:: Objective ::
In the entries that follow, find the word "content" and report each line it is on.

:: Extracted material ::
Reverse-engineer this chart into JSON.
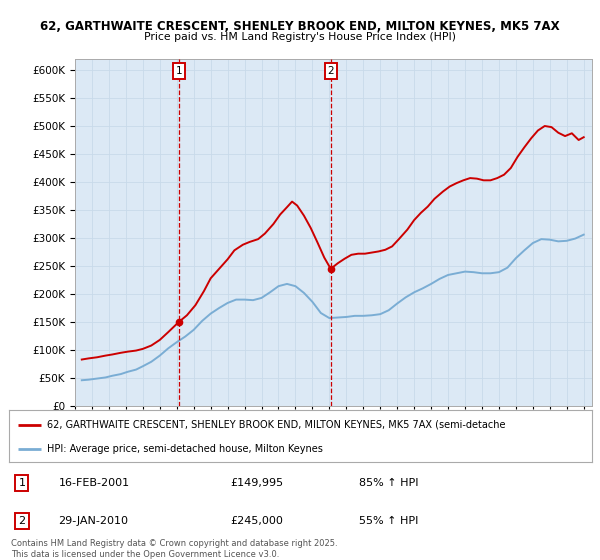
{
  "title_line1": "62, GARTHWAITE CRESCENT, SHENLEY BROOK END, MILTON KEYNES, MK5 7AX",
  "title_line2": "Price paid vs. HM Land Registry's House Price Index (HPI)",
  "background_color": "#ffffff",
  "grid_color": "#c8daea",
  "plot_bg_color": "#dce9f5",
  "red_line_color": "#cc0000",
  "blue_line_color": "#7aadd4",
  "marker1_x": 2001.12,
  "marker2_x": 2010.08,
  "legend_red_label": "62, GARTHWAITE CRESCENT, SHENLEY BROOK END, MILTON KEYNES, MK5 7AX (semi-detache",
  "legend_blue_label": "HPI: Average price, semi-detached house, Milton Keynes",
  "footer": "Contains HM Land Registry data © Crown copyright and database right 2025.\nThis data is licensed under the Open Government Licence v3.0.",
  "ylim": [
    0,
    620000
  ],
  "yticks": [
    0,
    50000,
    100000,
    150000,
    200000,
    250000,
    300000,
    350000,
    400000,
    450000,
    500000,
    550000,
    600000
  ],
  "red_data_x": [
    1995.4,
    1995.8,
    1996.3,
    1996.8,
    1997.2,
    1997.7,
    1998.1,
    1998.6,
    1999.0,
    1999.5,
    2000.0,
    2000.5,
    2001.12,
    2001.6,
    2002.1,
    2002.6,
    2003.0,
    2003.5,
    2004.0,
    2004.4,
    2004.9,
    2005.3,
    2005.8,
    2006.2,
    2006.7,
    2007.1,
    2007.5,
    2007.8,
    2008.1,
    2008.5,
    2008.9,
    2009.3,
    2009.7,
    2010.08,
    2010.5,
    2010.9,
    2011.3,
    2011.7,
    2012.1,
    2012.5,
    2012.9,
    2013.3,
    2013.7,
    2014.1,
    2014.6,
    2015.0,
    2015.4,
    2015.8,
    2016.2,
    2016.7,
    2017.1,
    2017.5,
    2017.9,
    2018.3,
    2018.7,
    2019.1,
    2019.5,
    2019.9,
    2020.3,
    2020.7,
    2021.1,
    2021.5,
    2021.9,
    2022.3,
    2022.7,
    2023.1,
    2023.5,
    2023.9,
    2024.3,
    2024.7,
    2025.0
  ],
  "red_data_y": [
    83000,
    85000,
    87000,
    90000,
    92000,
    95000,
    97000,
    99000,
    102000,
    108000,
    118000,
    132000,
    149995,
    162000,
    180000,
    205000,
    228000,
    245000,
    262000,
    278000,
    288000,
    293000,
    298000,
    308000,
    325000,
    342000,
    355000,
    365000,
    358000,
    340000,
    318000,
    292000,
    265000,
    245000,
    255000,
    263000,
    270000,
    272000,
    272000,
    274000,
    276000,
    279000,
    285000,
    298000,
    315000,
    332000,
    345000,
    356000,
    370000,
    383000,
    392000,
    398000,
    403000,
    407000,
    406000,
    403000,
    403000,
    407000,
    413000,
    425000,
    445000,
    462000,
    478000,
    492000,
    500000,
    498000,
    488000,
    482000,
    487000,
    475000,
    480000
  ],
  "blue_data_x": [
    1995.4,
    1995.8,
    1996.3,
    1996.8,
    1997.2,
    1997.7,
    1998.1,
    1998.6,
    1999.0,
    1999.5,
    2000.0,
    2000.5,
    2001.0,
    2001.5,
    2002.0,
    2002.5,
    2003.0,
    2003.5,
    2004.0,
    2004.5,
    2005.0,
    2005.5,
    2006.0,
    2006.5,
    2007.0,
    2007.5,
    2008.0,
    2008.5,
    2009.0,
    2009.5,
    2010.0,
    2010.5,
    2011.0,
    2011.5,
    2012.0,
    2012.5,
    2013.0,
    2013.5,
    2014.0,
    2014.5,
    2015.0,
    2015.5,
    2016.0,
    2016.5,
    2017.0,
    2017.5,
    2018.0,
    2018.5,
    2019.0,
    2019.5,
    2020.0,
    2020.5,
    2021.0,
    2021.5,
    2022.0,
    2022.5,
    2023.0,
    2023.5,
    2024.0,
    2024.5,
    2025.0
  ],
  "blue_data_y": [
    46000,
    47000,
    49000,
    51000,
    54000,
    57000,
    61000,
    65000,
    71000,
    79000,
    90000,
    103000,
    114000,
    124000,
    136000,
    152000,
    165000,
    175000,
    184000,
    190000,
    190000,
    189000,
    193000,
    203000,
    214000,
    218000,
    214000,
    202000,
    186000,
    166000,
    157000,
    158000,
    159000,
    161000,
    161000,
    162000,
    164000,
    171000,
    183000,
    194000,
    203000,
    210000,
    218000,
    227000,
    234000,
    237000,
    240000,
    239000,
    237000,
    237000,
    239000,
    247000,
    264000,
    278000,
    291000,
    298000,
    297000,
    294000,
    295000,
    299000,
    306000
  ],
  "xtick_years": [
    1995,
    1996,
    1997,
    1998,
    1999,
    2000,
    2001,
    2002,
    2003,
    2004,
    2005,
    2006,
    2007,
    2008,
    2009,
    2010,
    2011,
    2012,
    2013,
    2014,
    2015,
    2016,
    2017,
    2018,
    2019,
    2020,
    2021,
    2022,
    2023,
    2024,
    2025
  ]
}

* * *

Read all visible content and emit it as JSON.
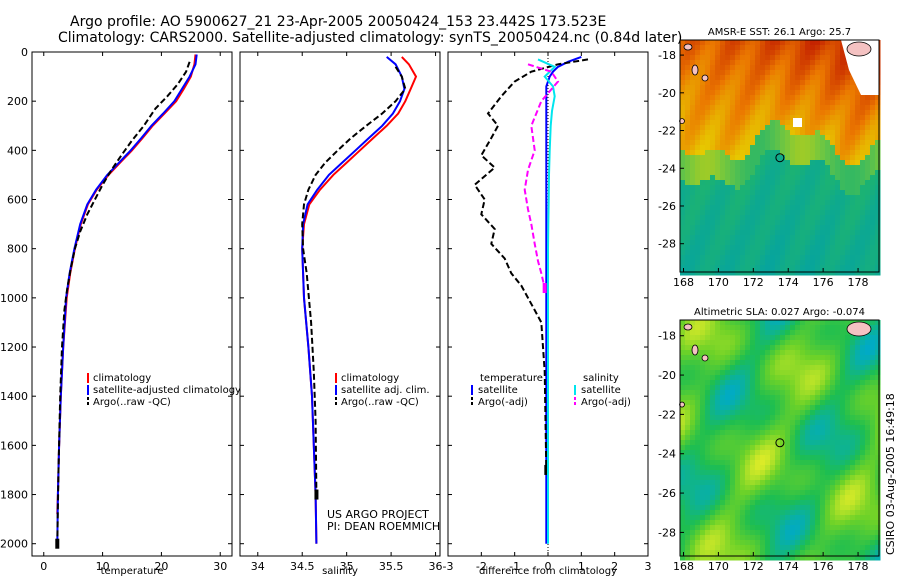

==

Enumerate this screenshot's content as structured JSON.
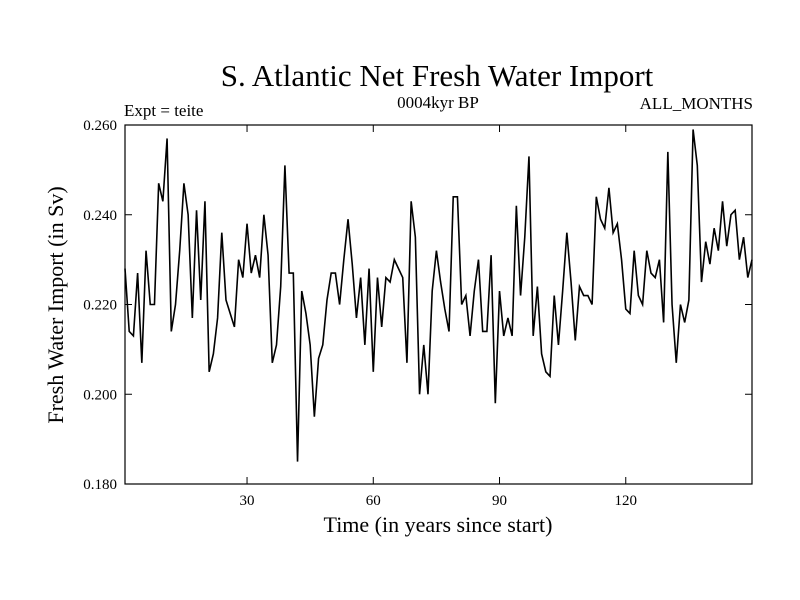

:: Output for this exercise ::
Read all visible content and emit it as JSON.
Enumerate this screenshot's content as structured JSON.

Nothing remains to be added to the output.